### Exercise aim:
Give all the lines below again, exactly, with no pictures.

### Data rows:
+ + +

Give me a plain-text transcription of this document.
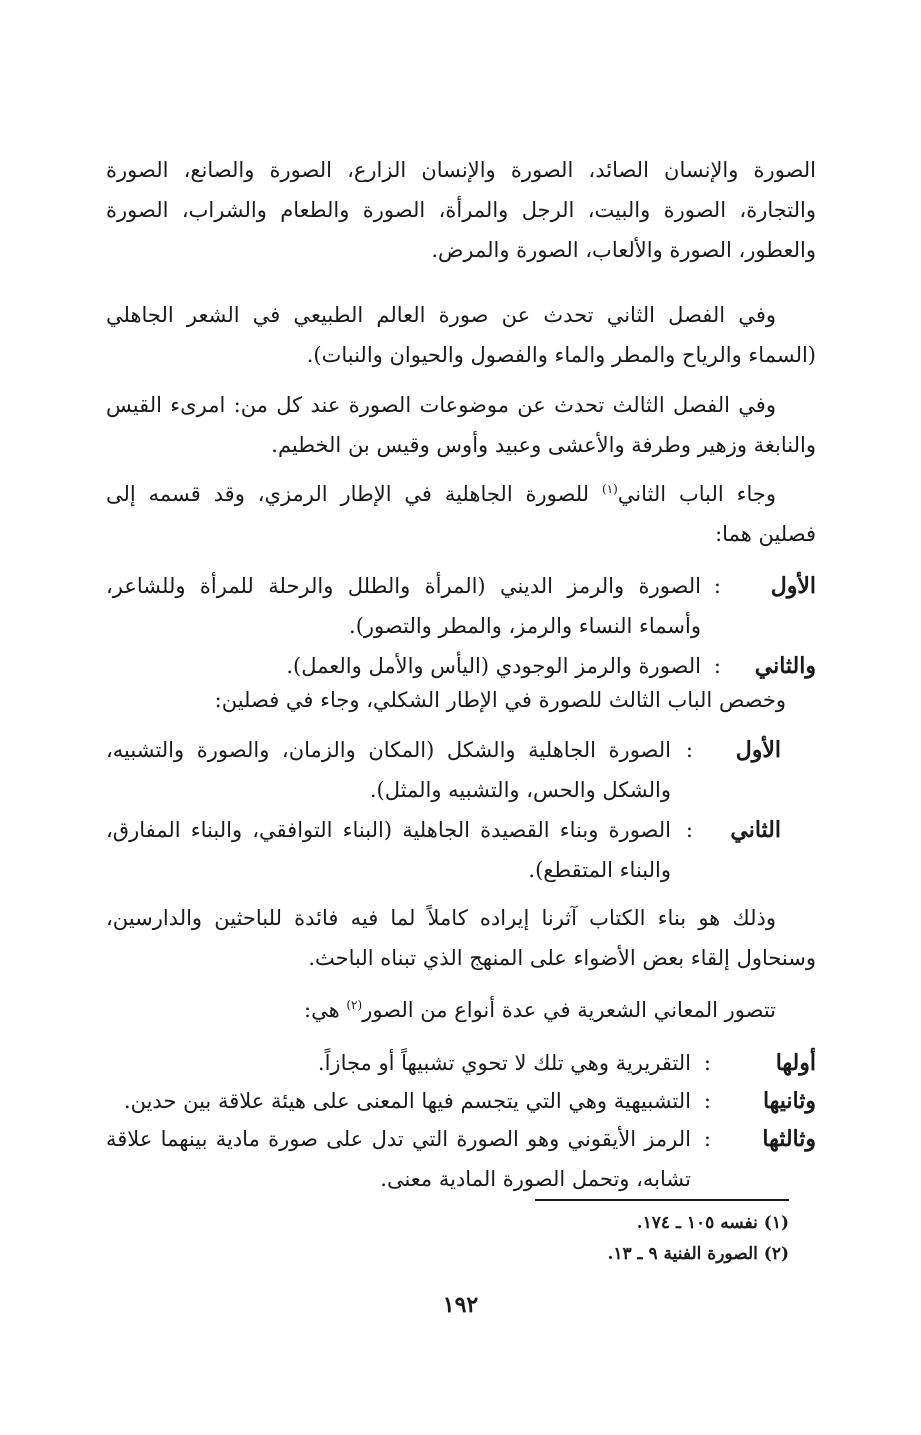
الصورة والإنسان الصائد، الصورة والإنسان الزارع، الصورة والصانع، الصورة والتجارة، الصورة والبيت، الرجل والمرأة، الصورة والطعام والشراب، الصورة والعطور، الصورة والألعاب، الصورة والمرض.

وفي الفصل الثاني تحدث عن صورة العالم الطبيعي في الشعر الجاهلي (السماء والرياح والمطر والماء والفصول والحيوان والنبات).

وفي الفصل الثالث تحدث عن موضوعات الصورة عند كل من: امرىء القيس والنابغة وزهير وطرفة والأعشى وعبيد وأوس وقيس بن الخطيم.

وجاء الباب الثاني$^{(١)}$ للصورة الجاهلية في الإطار الرمزي، وقد قسمه إلى فصلين هما:

الأول
:

الصورة والرمز الديني (المرأة والطلل والرحلة للمرأة وللشاعر، وأسماء النساء والرمز، والمطر والتصور).

والثاني
:

الصورة والرمز الوجودي (اليأس والأمل والعمل).

وخصص الباب الثالث للصورة في الإطار الشكلي، وجاء في فصلين:

الأول
:

الصورة الجاهلية والشكل (المكان والزمان، والصورة والتشبيه، والشكل والحس، والتشبيه والمثل).

الثاني
:

الصورة وبناء القصيدة الجاهلية (البناء التوافقي، والبناء المفارق، والبناء المتقطع).

وذلك هو بناء الكتاب آثرنا إيراده كاملاً لما فيه فائدة للباحثين والدارسين، وسنحاول إلقاء بعض الأضواء على المنهج الذي تبناه الباحث.

تتصور المعاني الشعرية في عدة أنواع من الصور$^{(٢)}$ هي:

أولها
:

التقريرية وهي تلك لا تحوي تشبيهاً أو مجازاً.

وثانيها
:

التشبيهية وهي التي يتجسم فيها المعنى على هيئة علاقة بين حدين.

وثالثها
:

الرمز الأيقوني وهو الصورة التي تدل على صورة مادية بينهما علاقة تشابه، وتحمل الصورة المادية معنى.

(١) نفسه ١٠٥ ـ ١٧٤.
(٢) الصورة الفنية ٩ ـ ١٣.
١٩٢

+ + +

### Complete answer:
Give me a plain-text transcription of this document.
الصورة والإنسان الصائد، الصورة والإنسان الزارع، الصورة والصانع، الصورة والتجارة، الصورة والبيت، الرجل والمرأة، الصورة والطعام والشراب، الصورة والعطور، الصورة والألعاب، الصورة والمرض.

وفي الفصل الثاني تحدث عن صورة العالم الطبيعي في الشعر الجاهلي (السماء والرياح والمطر والماء والفصول والحيوان والنبات).

وفي الفصل الثالث تحدث عن موضوعات الصورة عند كل من: امرىء القيس والنابغة وزهير وطرفة والأعشى وعبيد وأوس وقيس بن الخطيم.

وجاء الباب الثاني$^{(١)}$ للصورة الجاهلية في الإطار الرمزي، وقد قسمه إلى فصلين هما:

الأول
:

الصورة والرمز الديني (المرأة والطلل والرحلة للمرأة وللشاعر، وأسماء النساء والرمز، والمطر والتصور).

والثاني
:

الصورة والرمز الوجودي (اليأس والأمل والعمل).

وخصص الباب الثالث للصورة في الإطار الشكلي، وجاء في فصلين:

الأول
:

الصورة الجاهلية والشكل (المكان والزمان، والصورة والتشبيه، والشكل والحس، والتشبيه والمثل).

الثاني
:

الصورة وبناء القصيدة الجاهلية (البناء التوافقي، والبناء المفارق، والبناء المتقطع).

وذلك هو بناء الكتاب آثرنا إيراده كاملاً لما فيه فائدة للباحثين والدارسين، وسنحاول إلقاء بعض الأضواء على المنهج الذي تبناه الباحث.

تتصور المعاني الشعرية في عدة أنواع من الصور$^{(٢)}$ هي:

أولها
:

التقريرية وهي تلك لا تحوي تشبيهاً أو مجازاً.

وثانيها
:

التشبيهية وهي التي يتجسم فيها المعنى على هيئة علاقة بين حدين.

وثالثها
:

الرمز الأيقوني وهو الصورة التي تدل على صورة مادية بينهما علاقة تشابه، وتحمل الصورة المادية معنى.

(١) نفسه ١٠٥ ـ ١٧٤.
(٢) الصورة الفنية ٩ ـ ١٣.
١٩٢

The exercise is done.